Prompt: Take each line containing the word "读书进万家" and copy it.

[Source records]

· · · · · · ·

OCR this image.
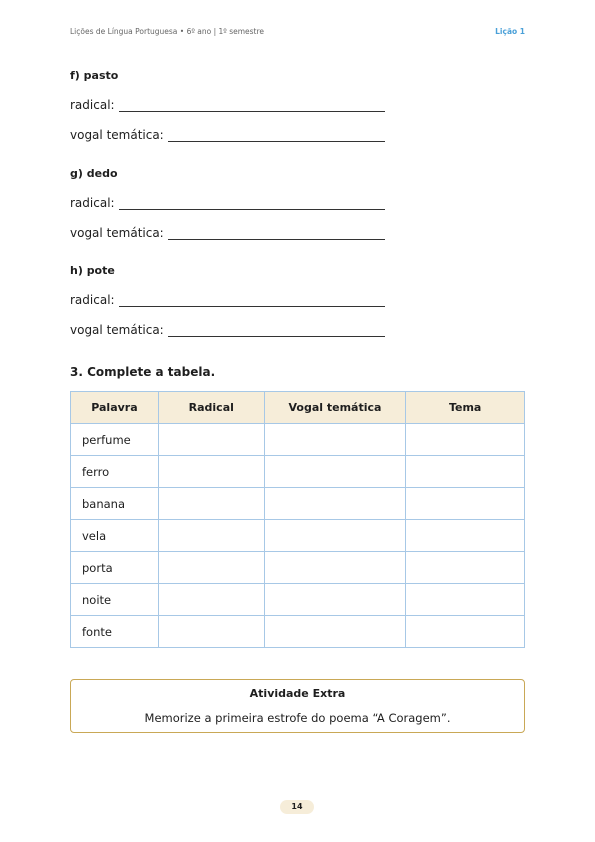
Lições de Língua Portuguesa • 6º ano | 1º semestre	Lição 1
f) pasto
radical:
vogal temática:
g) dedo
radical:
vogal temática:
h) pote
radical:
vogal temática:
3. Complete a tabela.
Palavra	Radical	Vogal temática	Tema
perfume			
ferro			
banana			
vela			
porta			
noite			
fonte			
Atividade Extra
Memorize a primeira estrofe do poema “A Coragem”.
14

· · · · · · ·

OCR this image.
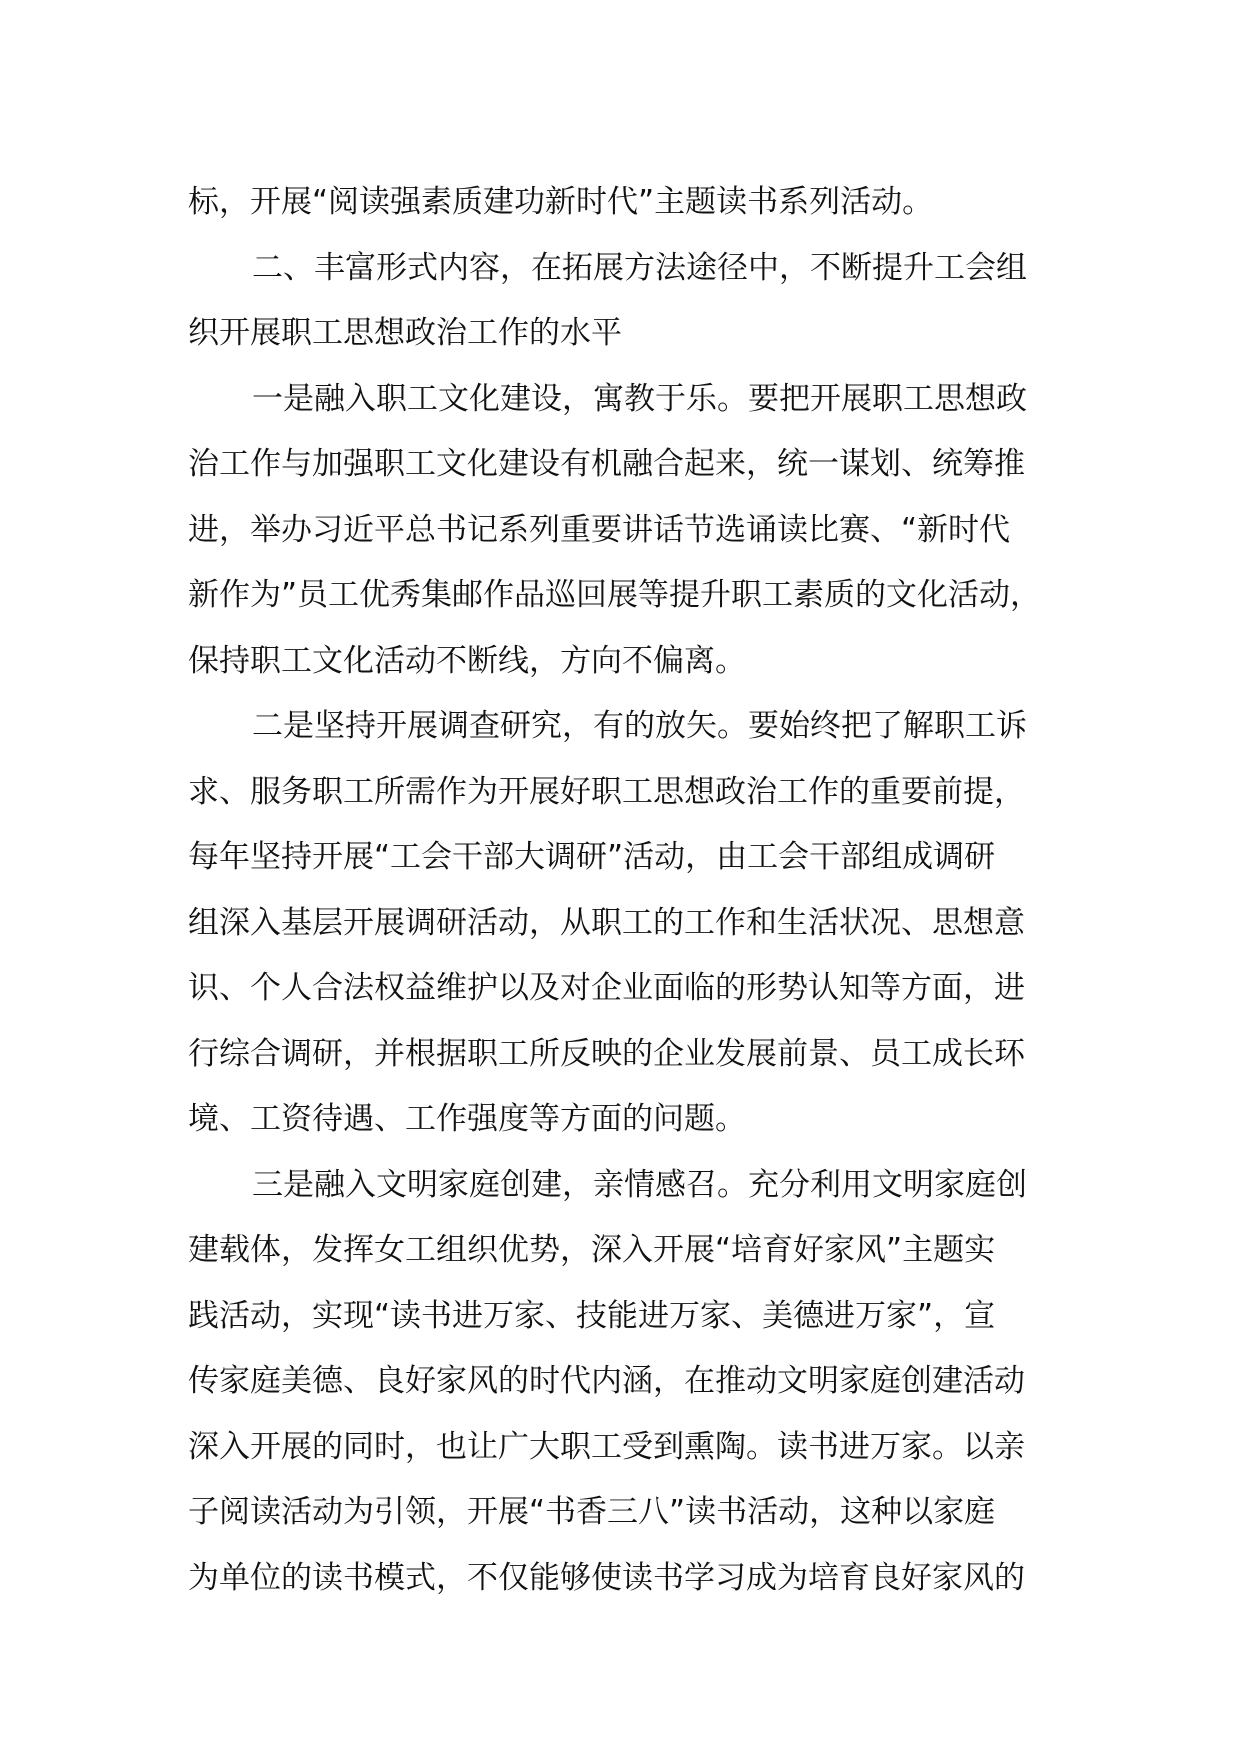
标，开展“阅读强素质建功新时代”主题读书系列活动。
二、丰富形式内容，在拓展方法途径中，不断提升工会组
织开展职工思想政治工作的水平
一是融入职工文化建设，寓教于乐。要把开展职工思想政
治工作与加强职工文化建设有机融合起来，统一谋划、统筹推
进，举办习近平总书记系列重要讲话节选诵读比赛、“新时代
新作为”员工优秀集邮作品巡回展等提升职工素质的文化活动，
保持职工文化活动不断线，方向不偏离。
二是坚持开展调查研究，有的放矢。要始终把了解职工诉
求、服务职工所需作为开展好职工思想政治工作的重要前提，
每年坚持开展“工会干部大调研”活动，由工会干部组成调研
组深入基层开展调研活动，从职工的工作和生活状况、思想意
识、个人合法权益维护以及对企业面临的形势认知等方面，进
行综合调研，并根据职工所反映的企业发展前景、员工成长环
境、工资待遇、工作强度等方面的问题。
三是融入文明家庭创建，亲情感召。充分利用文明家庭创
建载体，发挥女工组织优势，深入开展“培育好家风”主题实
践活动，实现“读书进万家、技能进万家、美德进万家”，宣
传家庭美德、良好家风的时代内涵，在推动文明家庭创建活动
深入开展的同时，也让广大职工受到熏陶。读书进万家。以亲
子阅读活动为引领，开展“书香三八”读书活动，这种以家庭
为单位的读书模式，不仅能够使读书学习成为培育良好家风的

· · · · · · ·

Task output:
践活动，实现“读书进万家、技能进万家、美德进万家”，宣
深入开展的同时，也让广大职工受到熏陶。读书进万家。以亲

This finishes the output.